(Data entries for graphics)
────────

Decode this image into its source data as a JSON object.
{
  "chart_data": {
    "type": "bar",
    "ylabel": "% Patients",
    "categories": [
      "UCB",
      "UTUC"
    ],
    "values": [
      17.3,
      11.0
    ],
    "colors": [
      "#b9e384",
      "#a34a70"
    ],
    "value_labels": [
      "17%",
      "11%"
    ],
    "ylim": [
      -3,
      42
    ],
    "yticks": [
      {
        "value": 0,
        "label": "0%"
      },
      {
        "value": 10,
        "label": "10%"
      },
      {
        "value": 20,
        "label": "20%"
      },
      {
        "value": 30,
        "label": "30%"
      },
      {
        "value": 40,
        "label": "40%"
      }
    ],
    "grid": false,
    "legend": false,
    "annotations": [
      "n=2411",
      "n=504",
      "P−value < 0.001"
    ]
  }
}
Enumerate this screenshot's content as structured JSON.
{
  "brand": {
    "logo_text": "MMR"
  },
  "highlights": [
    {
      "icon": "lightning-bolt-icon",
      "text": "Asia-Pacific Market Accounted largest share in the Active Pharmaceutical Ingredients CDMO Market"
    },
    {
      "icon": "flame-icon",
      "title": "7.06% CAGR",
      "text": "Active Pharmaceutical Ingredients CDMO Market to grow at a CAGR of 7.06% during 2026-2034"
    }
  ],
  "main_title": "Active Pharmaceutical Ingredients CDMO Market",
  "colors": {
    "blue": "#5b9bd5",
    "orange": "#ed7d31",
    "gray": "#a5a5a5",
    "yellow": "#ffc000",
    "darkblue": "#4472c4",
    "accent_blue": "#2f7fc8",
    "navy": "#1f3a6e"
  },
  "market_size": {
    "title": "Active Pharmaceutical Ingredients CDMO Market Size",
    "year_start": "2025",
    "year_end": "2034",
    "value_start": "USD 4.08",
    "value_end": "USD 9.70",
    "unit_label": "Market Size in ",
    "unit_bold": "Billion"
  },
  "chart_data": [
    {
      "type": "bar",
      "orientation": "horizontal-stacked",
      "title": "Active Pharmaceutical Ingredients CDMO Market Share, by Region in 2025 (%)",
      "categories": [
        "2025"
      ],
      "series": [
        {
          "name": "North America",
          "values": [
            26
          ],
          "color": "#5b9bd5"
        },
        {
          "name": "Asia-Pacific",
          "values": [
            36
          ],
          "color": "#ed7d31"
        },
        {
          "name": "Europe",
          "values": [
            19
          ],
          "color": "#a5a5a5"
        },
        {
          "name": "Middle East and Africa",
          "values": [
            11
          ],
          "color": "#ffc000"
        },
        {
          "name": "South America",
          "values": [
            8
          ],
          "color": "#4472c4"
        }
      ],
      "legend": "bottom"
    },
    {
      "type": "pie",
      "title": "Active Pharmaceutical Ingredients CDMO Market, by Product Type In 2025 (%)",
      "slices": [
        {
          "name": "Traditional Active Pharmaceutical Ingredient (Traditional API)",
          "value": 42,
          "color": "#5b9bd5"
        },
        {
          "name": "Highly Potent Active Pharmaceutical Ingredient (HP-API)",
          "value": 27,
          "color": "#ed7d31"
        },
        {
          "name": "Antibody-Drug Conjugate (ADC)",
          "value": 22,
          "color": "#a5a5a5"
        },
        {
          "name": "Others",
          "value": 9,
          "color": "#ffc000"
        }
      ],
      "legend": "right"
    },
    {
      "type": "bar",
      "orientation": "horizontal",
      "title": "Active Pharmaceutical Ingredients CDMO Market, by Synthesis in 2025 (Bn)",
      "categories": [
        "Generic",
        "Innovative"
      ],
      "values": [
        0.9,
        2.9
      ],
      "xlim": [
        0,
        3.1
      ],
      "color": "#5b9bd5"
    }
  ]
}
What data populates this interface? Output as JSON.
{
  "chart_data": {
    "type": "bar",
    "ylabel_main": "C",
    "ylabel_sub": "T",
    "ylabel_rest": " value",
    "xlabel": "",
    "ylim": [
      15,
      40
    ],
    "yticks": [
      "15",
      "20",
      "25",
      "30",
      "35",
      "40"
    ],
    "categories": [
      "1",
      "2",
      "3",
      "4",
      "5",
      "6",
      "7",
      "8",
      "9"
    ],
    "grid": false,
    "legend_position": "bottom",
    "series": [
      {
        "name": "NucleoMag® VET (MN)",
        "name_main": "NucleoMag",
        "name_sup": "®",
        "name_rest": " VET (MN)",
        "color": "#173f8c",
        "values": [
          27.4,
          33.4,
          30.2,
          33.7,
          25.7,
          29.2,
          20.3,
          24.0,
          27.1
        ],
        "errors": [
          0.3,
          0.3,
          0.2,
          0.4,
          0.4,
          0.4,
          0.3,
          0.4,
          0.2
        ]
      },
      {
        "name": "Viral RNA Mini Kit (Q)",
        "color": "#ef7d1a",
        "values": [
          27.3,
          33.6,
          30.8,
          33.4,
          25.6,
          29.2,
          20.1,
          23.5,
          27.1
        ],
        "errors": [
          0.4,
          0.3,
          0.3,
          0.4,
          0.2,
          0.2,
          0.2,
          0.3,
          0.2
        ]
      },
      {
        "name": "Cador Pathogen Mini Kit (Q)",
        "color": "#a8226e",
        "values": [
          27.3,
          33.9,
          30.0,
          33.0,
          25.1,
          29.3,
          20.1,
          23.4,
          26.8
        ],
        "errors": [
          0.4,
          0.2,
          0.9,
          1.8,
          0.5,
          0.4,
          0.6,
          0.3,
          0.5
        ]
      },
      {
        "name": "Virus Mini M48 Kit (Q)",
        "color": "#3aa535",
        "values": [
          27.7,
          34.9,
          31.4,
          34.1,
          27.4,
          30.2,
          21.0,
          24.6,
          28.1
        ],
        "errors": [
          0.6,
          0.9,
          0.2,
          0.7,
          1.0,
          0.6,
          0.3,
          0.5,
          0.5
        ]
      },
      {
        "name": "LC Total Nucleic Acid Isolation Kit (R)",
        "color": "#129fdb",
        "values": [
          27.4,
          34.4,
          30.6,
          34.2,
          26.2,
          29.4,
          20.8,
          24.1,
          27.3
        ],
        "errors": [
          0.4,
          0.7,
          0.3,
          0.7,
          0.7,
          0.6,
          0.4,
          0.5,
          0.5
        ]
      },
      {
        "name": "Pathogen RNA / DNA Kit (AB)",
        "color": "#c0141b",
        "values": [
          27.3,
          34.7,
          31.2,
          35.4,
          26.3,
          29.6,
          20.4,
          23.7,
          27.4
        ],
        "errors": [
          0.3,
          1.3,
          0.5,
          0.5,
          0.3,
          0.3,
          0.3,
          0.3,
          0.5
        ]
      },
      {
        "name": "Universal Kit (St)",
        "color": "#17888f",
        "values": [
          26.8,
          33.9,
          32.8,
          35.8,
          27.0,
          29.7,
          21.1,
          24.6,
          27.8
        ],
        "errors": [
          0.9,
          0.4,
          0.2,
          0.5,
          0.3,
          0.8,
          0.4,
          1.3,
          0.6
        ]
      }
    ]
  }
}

────────

#### What you will do
The records above are to be printed out again exactly, without omission.

#### Result
Decode this image into its source data as a JSON object.
{
  "chart_data": {
    "type": "bar",
    "ylabel": "% Patients",
    "categories": [
      "UCB",
      "UTUC"
    ],
    "values": [
      17.3,
      11.0
    ],
    "colors": [
      "#b9e384",
      "#a34a70"
    ],
    "value_labels": [
      "17%",
      "11%"
    ],
    "ylim": [
      -3,
      42
    ],
    "yticks": [
      {
        "value": 0,
        "label": "0%"
      },
      {
        "value": 10,
        "label": "10%"
      },
      {
        "value": 20,
        "label": "20%"
      },
      {
        "value": 30,
        "label": "30%"
      },
      {
        "value": 40,
        "label": "40%"
      }
    ],
    "grid": false,
    "legend": false,
    "annotations": [
      "n=2411",
      "n=504",
      "P−value < 0.001"
    ]
  }
}
Enumerate this screenshot's content as structured JSON.
{
  "brand": {
    "logo_text": "MMR"
  },
  "highlights": [
    {
      "icon": "lightning-bolt-icon",
      "text": "Asia-Pacific Market Accounted largest share in the Active Pharmaceutical Ingredients CDMO Market"
    },
    {
      "icon": "flame-icon",
      "title": "7.06% CAGR",
      "text": "Active Pharmaceutical Ingredients CDMO Market to grow at a CAGR of 7.06% during 2026-2034"
    }
  ],
  "main_title": "Active Pharmaceutical Ingredients CDMO Market",
  "colors": {
    "blue": "#5b9bd5",
    "orange": "#ed7d31",
    "gray": "#a5a5a5",
    "yellow": "#ffc000",
    "darkblue": "#4472c4",
    "accent_blue": "#2f7fc8",
    "navy": "#1f3a6e"
  },
  "market_size": {
    "title": "Active Pharmaceutical Ingredients CDMO Market Size",
    "year_start": "2025",
    "year_end": "2034",
    "value_start": "USD 4.08",
    "value_end": "USD 9.70",
    "unit_label": "Market Size in ",
    "unit_bold": "Billion"
  },
  "chart_data": [
    {
      "type": "bar",
      "orientation": "horizontal-stacked",
      "title": "Active Pharmaceutical Ingredients CDMO Market Share, by Region in 2025 (%)",
      "categories": [
        "2025"
      ],
      "series": [
        {
          "name": "North America",
          "values": [
            26
          ],
          "color": "#5b9bd5"
        },
        {
          "name": "Asia-Pacific",
          "values": [
            36
          ],
          "color": "#ed7d31"
        },
        {
          "name": "Europe",
          "values": [
            19
          ],
          "color": "#a5a5a5"
        },
        {
          "name": "Middle East and Africa",
          "values": [
            11
          ],
          "color": "#ffc000"
        },
        {
          "name": "South America",
          "values": [
            8
          ],
          "color": "#4472c4"
        }
      ],
      "legend": "bottom"
    },
    {
      "type": "pie",
      "title": "Active Pharmaceutical Ingredients CDMO Market, by Product Type In 2025 (%)",
      "slices": [
        {
          "name": "Traditional Active Pharmaceutical Ingredient (Traditional API)",
          "value": 42,
          "color": "#5b9bd5"
        },
        {
          "name": "Highly Potent Active Pharmaceutical Ingredient (HP-API)",
          "value": 27,
          "color": "#ed7d31"
        },
        {
          "name": "Antibody-Drug Conjugate (ADC)",
          "value": 22,
          "color": "#a5a5a5"
        },
        {
          "name": "Others",
          "value": 9,
          "color": "#ffc000"
        }
      ],
      "legend": "right"
    },
    {
      "type": "bar",
      "orientation": "horizontal",
      "title": "Active Pharmaceutical Ingredients CDMO Market, by Synthesis in 2025 (Bn)",
      "categories": [
        "Generic",
        "Innovative"
      ],
      "values": [
        0.9,
        2.9
      ],
      "xlim": [
        0,
        3.1
      ],
      "color": "#5b9bd5"
    }
  ]
}
What data populates this interface? Output as JSON.
{
  "chart_data": {
    "type": "bar",
    "ylabel_main": "C",
    "ylabel_sub": "T",
    "ylabel_rest": " value",
    "xlabel": "",
    "ylim": [
      15,
      40
    ],
    "yticks": [
      "15",
      "20",
      "25",
      "30",
      "35",
      "40"
    ],
    "categories": [
      "1",
      "2",
      "3",
      "4",
      "5",
      "6",
      "7",
      "8",
      "9"
    ],
    "grid": false,
    "legend_position": "bottom",
    "series": [
      {
        "name": "NucleoMag® VET (MN)",
        "name_main": "NucleoMag",
        "name_sup": "®",
        "name_rest": " VET (MN)",
        "color": "#173f8c",
        "values": [
          27.4,
          33.4,
          30.2,
          33.7,
          25.7,
          29.2,
          20.3,
          24.0,
          27.1
        ],
        "errors": [
          0.3,
          0.3,
          0.2,
          0.4,
          0.4,
          0.4,
          0.3,
          0.4,
          0.2
        ]
      },
      {
        "name": "Viral RNA Mini Kit (Q)",
        "color": "#ef7d1a",
        "values": [
          27.3,
          33.6,
          30.8,
          33.4,
          25.6,
          29.2,
          20.1,
          23.5,
          27.1
        ],
        "errors": [
          0.4,
          0.3,
          0.3,
          0.4,
          0.2,
          0.2,
          0.2,
          0.3,
          0.2
        ]
      },
      {
        "name": "Cador Pathogen Mini Kit (Q)",
        "color": "#a8226e",
        "values": [
          27.3,
          33.9,
          30.0,
          33.0,
          25.1,
          29.3,
          20.1,
          23.4,
          26.8
        ],
        "errors": [
          0.4,
          0.2,
          0.9,
          1.8,
          0.5,
          0.4,
          0.6,
          0.3,
          0.5
        ]
      },
      {
        "name": "Virus Mini M48 Kit (Q)",
        "color": "#3aa535",
        "values": [
          27.7,
          34.9,
          31.4,
          34.1,
          27.4,
          30.2,
          21.0,
          24.6,
          28.1
        ],
        "errors": [
          0.6,
          0.9,
          0.2,
          0.7,
          1.0,
          0.6,
          0.3,
          0.5,
          0.5
        ]
      },
      {
        "name": "LC Total Nucleic Acid Isolation Kit (R)",
        "color": "#129fdb",
        "values": [
          27.4,
          34.4,
          30.6,
          34.2,
          26.2,
          29.4,
          20.8,
          24.1,
          27.3
        ],
        "errors": [
          0.4,
          0.7,
          0.3,
          0.7,
          0.7,
          0.6,
          0.4,
          0.5,
          0.5
        ]
      },
      {
        "name": "Pathogen RNA / DNA Kit (AB)",
        "color": "#c0141b",
        "values": [
          27.3,
          34.7,
          31.2,
          35.4,
          26.3,
          29.6,
          20.4,
          23.7,
          27.4
        ],
        "errors": [
          0.3,
          1.3,
          0.5,
          0.5,
          0.3,
          0.3,
          0.3,
          0.3,
          0.5
        ]
      },
      {
        "name": "Universal Kit (St)",
        "color": "#17888f",
        "values": [
          26.8,
          33.9,
          32.8,
          35.8,
          27.0,
          29.7,
          21.1,
          24.6,
          27.8
        ],
        "errors": [
          0.9,
          0.4,
          0.2,
          0.5,
          0.3,
          0.8,
          0.4,
          1.3,
          0.6
        ]
      }
    ]
  }
}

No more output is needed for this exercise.